**WRITTEN EXERCISE**
Repeat every entry word for word, skipping the pictures.

[Entries with figure data]
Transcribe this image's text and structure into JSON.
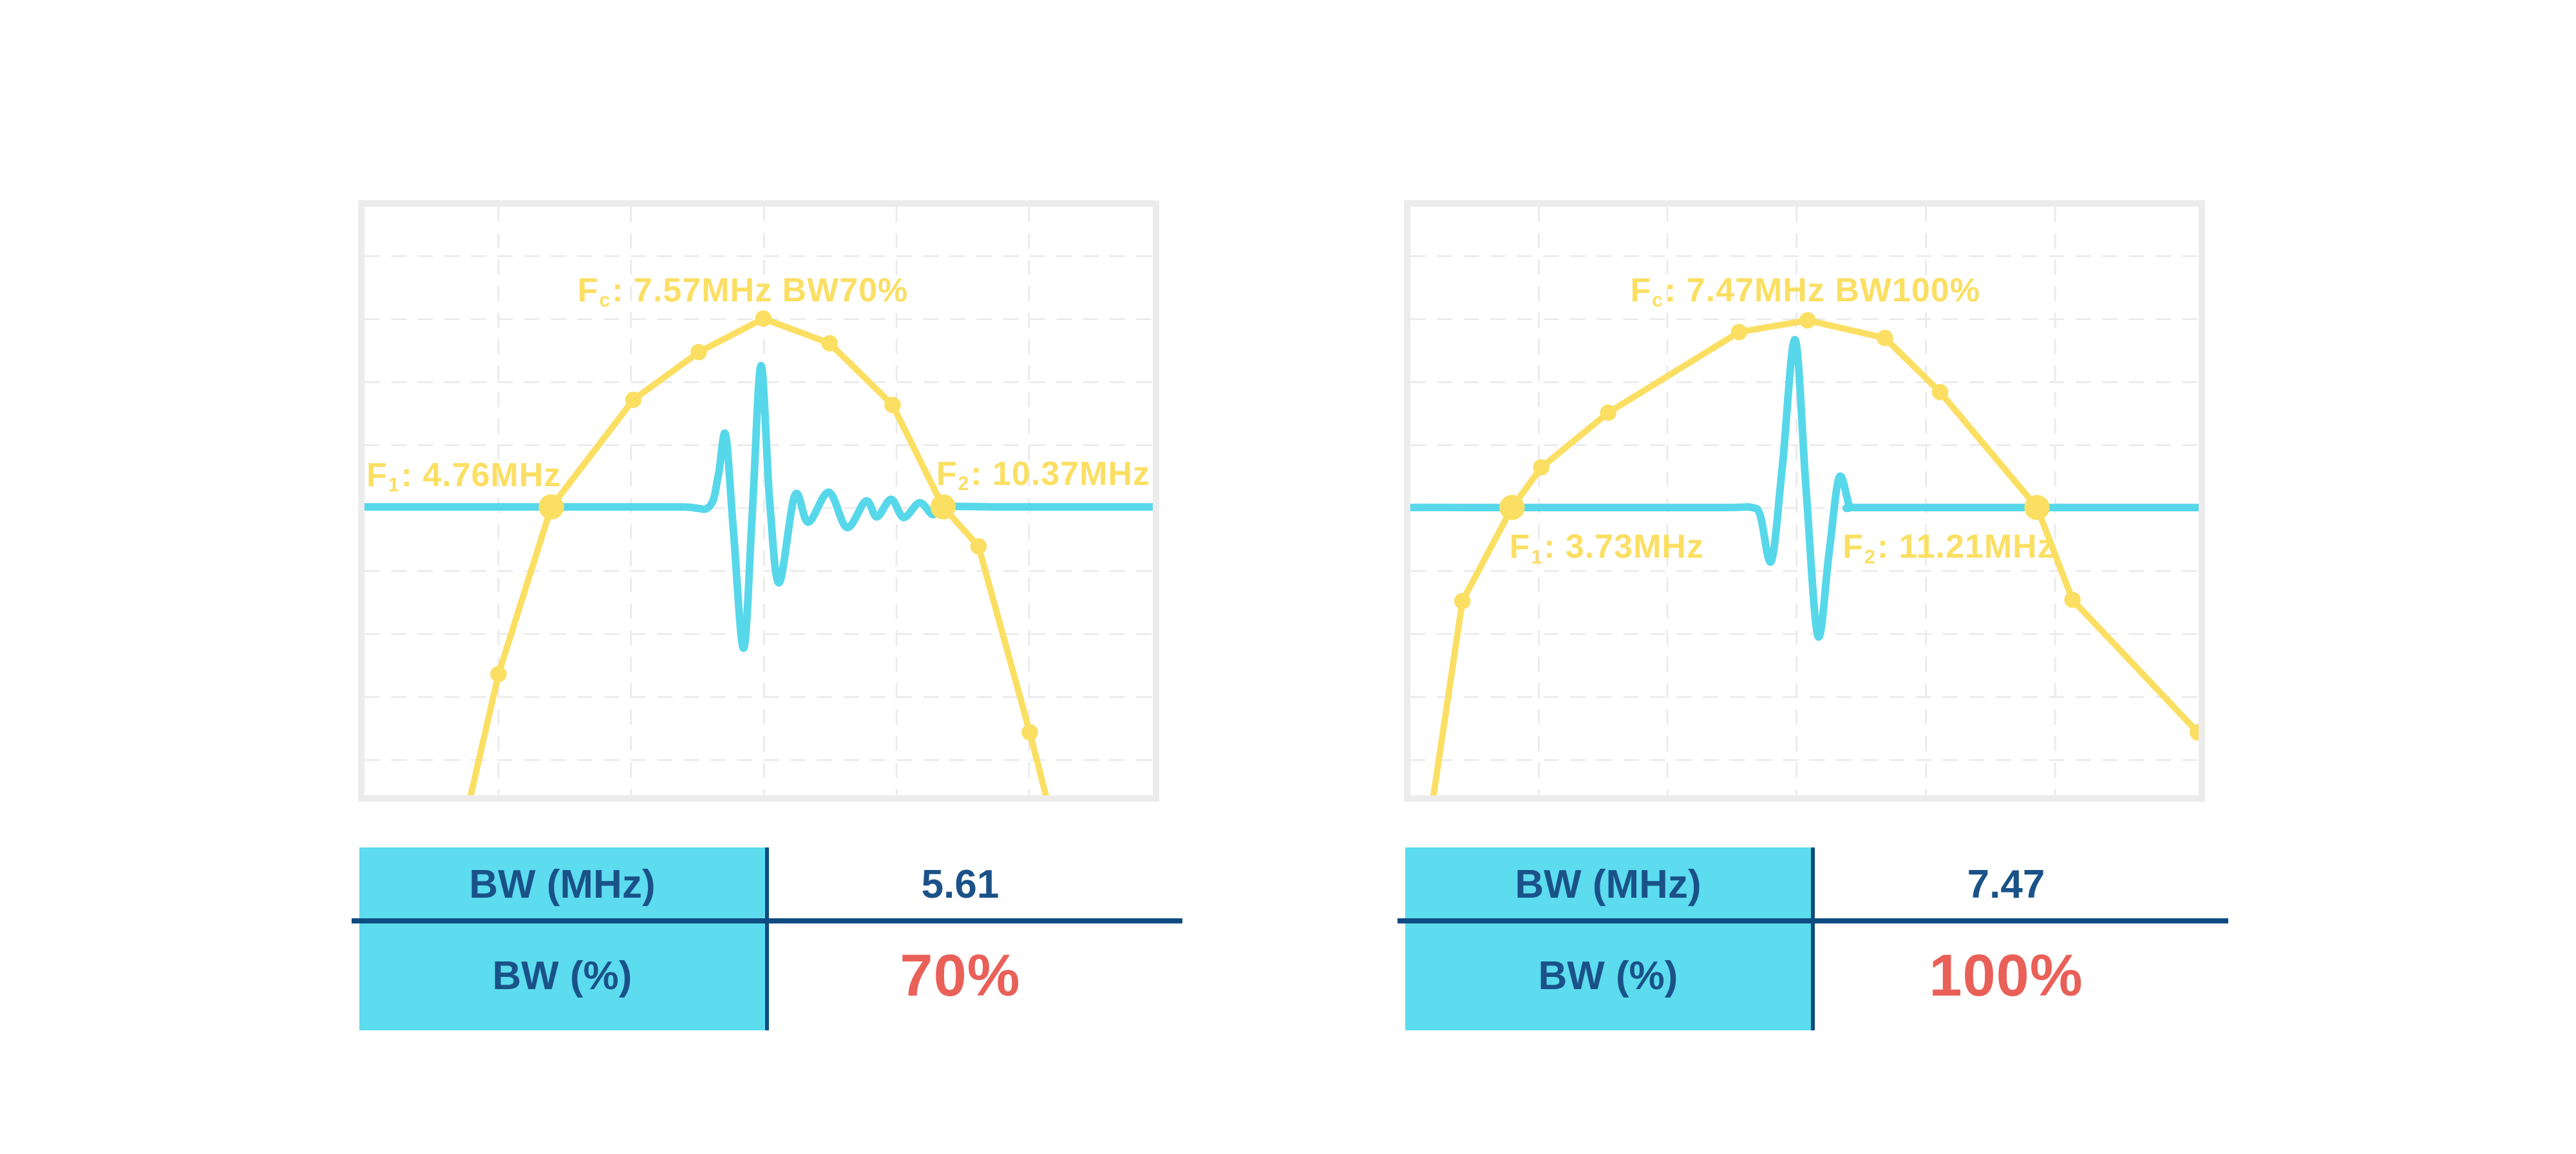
{
  "colors": {
    "yellow": "#FBDF63",
    "pulse_cyan": "#57D7EA",
    "table_cyan": "#5CDCEE",
    "navy_text": "#1A5288",
    "navy_line": "#0F4C81",
    "red": "#E96058",
    "grid": "#EBEBEB",
    "frame": "#ECECEC",
    "pale_topline": "#DDF0F4"
  },
  "chart_data": [
    {
      "type": "line",
      "title": "Fc: 7.57MHz BW70%",
      "values": {
        "fc_mhz": 7.57,
        "f1_mhz": 4.76,
        "f2_mhz": 10.37,
        "bw_mhz": 5.61,
        "bw_pct": 70
      },
      "annotations": {
        "fc": {
          "prefix": "F",
          "sub": "c",
          "rest": ": 7.57MHz BW70%"
        },
        "f1": {
          "prefix": "F",
          "sub": "1",
          "rest": ": 4.76MHz"
        },
        "f2": {
          "prefix": "F",
          "sub": "2",
          "rest": ": 10.37MHz"
        }
      },
      "grid_x": [
        0.17,
        0.338,
        0.507,
        0.675,
        0.843
      ],
      "grid_y": [
        0.084,
        0.191,
        0.298,
        0.405,
        0.512,
        0.619,
        0.726,
        0.833,
        0.94
      ],
      "spectrum": [
        {
          "x": 0.128,
          "y": 1.04,
          "m": "none"
        },
        {
          "x": 0.17,
          "y": 0.794,
          "m": "dot"
        },
        {
          "x": 0.237,
          "y": 0.51,
          "m": "big"
        },
        {
          "x": 0.341,
          "y": 0.328,
          "m": "dot"
        },
        {
          "x": 0.424,
          "y": 0.247,
          "m": "dot"
        },
        {
          "x": 0.506,
          "y": 0.19,
          "m": "dot"
        },
        {
          "x": 0.59,
          "y": 0.232,
          "m": "dot"
        },
        {
          "x": 0.67,
          "y": 0.337,
          "m": "dot"
        },
        {
          "x": 0.734,
          "y": 0.51,
          "m": "big"
        },
        {
          "x": 0.779,
          "y": 0.577,
          "m": "dot"
        },
        {
          "x": 0.844,
          "y": 0.893,
          "m": "dot"
        },
        {
          "x": 0.872,
          "y": 1.04,
          "m": "none"
        }
      ],
      "pulse_baseline": 0.51,
      "pulse": [
        [
          0.0,
          0.51
        ],
        [
          0.25,
          0.51
        ],
        [
          0.4,
          0.51
        ],
        [
          0.437,
          0.51
        ],
        [
          0.449,
          0.455
        ],
        [
          0.458,
          0.387
        ],
        [
          0.468,
          0.55
        ],
        [
          0.481,
          0.75
        ],
        [
          0.492,
          0.52
        ],
        [
          0.503,
          0.27
        ],
        [
          0.514,
          0.5
        ],
        [
          0.526,
          0.639
        ],
        [
          0.546,
          0.49
        ],
        [
          0.563,
          0.536
        ],
        [
          0.589,
          0.485
        ],
        [
          0.612,
          0.545
        ],
        [
          0.636,
          0.5
        ],
        [
          0.65,
          0.527
        ],
        [
          0.668,
          0.497
        ],
        [
          0.684,
          0.528
        ],
        [
          0.704,
          0.503
        ],
        [
          0.721,
          0.523
        ],
        [
          0.734,
          0.51
        ],
        [
          0.8,
          0.51
        ],
        [
          0.9,
          0.51
        ],
        [
          1.0,
          0.51
        ]
      ],
      "table": {
        "rows": [
          {
            "label": "BW (MHz)",
            "value": "5.61"
          },
          {
            "label": "BW (%)",
            "value": "70%"
          }
        ]
      }
    },
    {
      "type": "line",
      "title": "Fc: 7.47MHz BW100%",
      "values": {
        "fc_mhz": 7.47,
        "f1_mhz": 3.73,
        "f2_mhz": 11.21,
        "bw_mhz": 7.47,
        "bw_pct": 100
      },
      "annotations": {
        "fc": {
          "prefix": "F",
          "sub": "c",
          "rest": ": 7.47MHz BW100%"
        },
        "f1": {
          "prefix": "F",
          "sub": "1",
          "rest": ": 3.73MHz"
        },
        "f2": {
          "prefix": "F",
          "sub": "2",
          "rest": ": 11.21MHz"
        }
      },
      "grid_x": [
        0.163,
        0.326,
        0.49,
        0.654,
        0.818
      ],
      "grid_y": [
        0.084,
        0.191,
        0.298,
        0.405,
        0.512,
        0.619,
        0.726,
        0.833,
        0.94
      ],
      "spectrum": [
        {
          "x": 0.025,
          "y": 1.04,
          "m": "none"
        },
        {
          "x": 0.066,
          "y": 0.67,
          "m": "dot"
        },
        {
          "x": 0.129,
          "y": 0.511,
          "m": "big"
        },
        {
          "x": 0.166,
          "y": 0.443,
          "m": "dot"
        },
        {
          "x": 0.251,
          "y": 0.35,
          "m": "dot"
        },
        {
          "x": 0.417,
          "y": 0.213,
          "m": "dot"
        },
        {
          "x": 0.504,
          "y": 0.193,
          "m": "dot"
        },
        {
          "x": 0.602,
          "y": 0.223,
          "m": "dot"
        },
        {
          "x": 0.672,
          "y": 0.315,
          "m": "dot"
        },
        {
          "x": 0.795,
          "y": 0.511,
          "m": "big"
        },
        {
          "x": 0.84,
          "y": 0.668,
          "m": "dot"
        },
        {
          "x": 0.999,
          "y": 0.893,
          "m": "dot"
        }
      ],
      "pulse_baseline": 0.511,
      "pulse": [
        [
          0.0,
          0.511
        ],
        [
          0.25,
          0.511
        ],
        [
          0.4,
          0.511
        ],
        [
          0.433,
          0.511
        ],
        [
          0.444,
          0.525
        ],
        [
          0.458,
          0.602
        ],
        [
          0.472,
          0.44
        ],
        [
          0.488,
          0.226
        ],
        [
          0.502,
          0.48
        ],
        [
          0.517,
          0.729
        ],
        [
          0.531,
          0.59
        ],
        [
          0.544,
          0.46
        ],
        [
          0.557,
          0.508
        ],
        [
          0.565,
          0.511
        ],
        [
          0.7,
          0.511
        ],
        [
          0.85,
          0.511
        ],
        [
          1.0,
          0.511
        ]
      ],
      "table": {
        "rows": [
          {
            "label": "BW (MHz)",
            "value": "7.47"
          },
          {
            "label": "BW (%)",
            "value": "100%"
          }
        ]
      }
    }
  ]
}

**SOLUTION TO THE PROBLEM**
Transcribe this image's text and structure into JSON.
{
  "colors": {
    "yellow": "#FBDF63",
    "pulse_cyan": "#57D7EA",
    "table_cyan": "#5CDCEE",
    "navy_text": "#1A5288",
    "navy_line": "#0F4C81",
    "red": "#E96058",
    "grid": "#EBEBEB",
    "frame": "#ECECEC",
    "pale_topline": "#DDF0F4"
  },
  "chart_data": [
    {
      "type": "line",
      "title": "Fc: 7.57MHz BW70%",
      "values": {
        "fc_mhz": 7.57,
        "f1_mhz": 4.76,
        "f2_mhz": 10.37,
        "bw_mhz": 5.61,
        "bw_pct": 70
      },
      "annotations": {
        "fc": {
          "prefix": "F",
          "sub": "c",
          "rest": ": 7.57MHz BW70%"
        },
        "f1": {
          "prefix": "F",
          "sub": "1",
          "rest": ": 4.76MHz"
        },
        "f2": {
          "prefix": "F",
          "sub": "2",
          "rest": ": 10.37MHz"
        }
      },
      "grid_x": [
        0.17,
        0.338,
        0.507,
        0.675,
        0.843
      ],
      "grid_y": [
        0.084,
        0.191,
        0.298,
        0.405,
        0.512,
        0.619,
        0.726,
        0.833,
        0.94
      ],
      "spectrum": [
        {
          "x": 0.128,
          "y": 1.04,
          "m": "none"
        },
        {
          "x": 0.17,
          "y": 0.794,
          "m": "dot"
        },
        {
          "x": 0.237,
          "y": 0.51,
          "m": "big"
        },
        {
          "x": 0.341,
          "y": 0.328,
          "m": "dot"
        },
        {
          "x": 0.424,
          "y": 0.247,
          "m": "dot"
        },
        {
          "x": 0.506,
          "y": 0.19,
          "m": "dot"
        },
        {
          "x": 0.59,
          "y": 0.232,
          "m": "dot"
        },
        {
          "x": 0.67,
          "y": 0.337,
          "m": "dot"
        },
        {
          "x": 0.734,
          "y": 0.51,
          "m": "big"
        },
        {
          "x": 0.779,
          "y": 0.577,
          "m": "dot"
        },
        {
          "x": 0.844,
          "y": 0.893,
          "m": "dot"
        },
        {
          "x": 0.872,
          "y": 1.04,
          "m": "none"
        }
      ],
      "pulse_baseline": 0.51,
      "pulse": [
        [
          0.0,
          0.51
        ],
        [
          0.25,
          0.51
        ],
        [
          0.4,
          0.51
        ],
        [
          0.437,
          0.51
        ],
        [
          0.449,
          0.455
        ],
        [
          0.458,
          0.387
        ],
        [
          0.468,
          0.55
        ],
        [
          0.481,
          0.75
        ],
        [
          0.492,
          0.52
        ],
        [
          0.503,
          0.27
        ],
        [
          0.514,
          0.5
        ],
        [
          0.526,
          0.639
        ],
        [
          0.546,
          0.49
        ],
        [
          0.563,
          0.536
        ],
        [
          0.589,
          0.485
        ],
        [
          0.612,
          0.545
        ],
        [
          0.636,
          0.5
        ],
        [
          0.65,
          0.527
        ],
        [
          0.668,
          0.497
        ],
        [
          0.684,
          0.528
        ],
        [
          0.704,
          0.503
        ],
        [
          0.721,
          0.523
        ],
        [
          0.734,
          0.51
        ],
        [
          0.8,
          0.51
        ],
        [
          0.9,
          0.51
        ],
        [
          1.0,
          0.51
        ]
      ],
      "table": {
        "rows": [
          {
            "label": "BW (MHz)",
            "value": "5.61"
          },
          {
            "label": "BW (%)",
            "value": "70%"
          }
        ]
      }
    },
    {
      "type": "line",
      "title": "Fc: 7.47MHz BW100%",
      "values": {
        "fc_mhz": 7.47,
        "f1_mhz": 3.73,
        "f2_mhz": 11.21,
        "bw_mhz": 7.47,
        "bw_pct": 100
      },
      "annotations": {
        "fc": {
          "prefix": "F",
          "sub": "c",
          "rest": ": 7.47MHz BW100%"
        },
        "f1": {
          "prefix": "F",
          "sub": "1",
          "rest": ": 3.73MHz"
        },
        "f2": {
          "prefix": "F",
          "sub": "2",
          "rest": ": 11.21MHz"
        }
      },
      "grid_x": [
        0.163,
        0.326,
        0.49,
        0.654,
        0.818
      ],
      "grid_y": [
        0.084,
        0.191,
        0.298,
        0.405,
        0.512,
        0.619,
        0.726,
        0.833,
        0.94
      ],
      "spectrum": [
        {
          "x": 0.025,
          "y": 1.04,
          "m": "none"
        },
        {
          "x": 0.066,
          "y": 0.67,
          "m": "dot"
        },
        {
          "x": 0.129,
          "y": 0.511,
          "m": "big"
        },
        {
          "x": 0.166,
          "y": 0.443,
          "m": "dot"
        },
        {
          "x": 0.251,
          "y": 0.35,
          "m": "dot"
        },
        {
          "x": 0.417,
          "y": 0.213,
          "m": "dot"
        },
        {
          "x": 0.504,
          "y": 0.193,
          "m": "dot"
        },
        {
          "x": 0.602,
          "y": 0.223,
          "m": "dot"
        },
        {
          "x": 0.672,
          "y": 0.315,
          "m": "dot"
        },
        {
          "x": 0.795,
          "y": 0.511,
          "m": "big"
        },
        {
          "x": 0.84,
          "y": 0.668,
          "m": "dot"
        },
        {
          "x": 0.999,
          "y": 0.893,
          "m": "dot"
        }
      ],
      "pulse_baseline": 0.511,
      "pulse": [
        [
          0.0,
          0.511
        ],
        [
          0.25,
          0.511
        ],
        [
          0.4,
          0.511
        ],
        [
          0.433,
          0.511
        ],
        [
          0.444,
          0.525
        ],
        [
          0.458,
          0.602
        ],
        [
          0.472,
          0.44
        ],
        [
          0.488,
          0.226
        ],
        [
          0.502,
          0.48
        ],
        [
          0.517,
          0.729
        ],
        [
          0.531,
          0.59
        ],
        [
          0.544,
          0.46
        ],
        [
          0.557,
          0.508
        ],
        [
          0.565,
          0.511
        ],
        [
          0.7,
          0.511
        ],
        [
          0.85,
          0.511
        ],
        [
          1.0,
          0.511
        ]
      ],
      "table": {
        "rows": [
          {
            "label": "BW (MHz)",
            "value": "7.47"
          },
          {
            "label": "BW (%)",
            "value": "100%"
          }
        ]
      }
    }
  ]
}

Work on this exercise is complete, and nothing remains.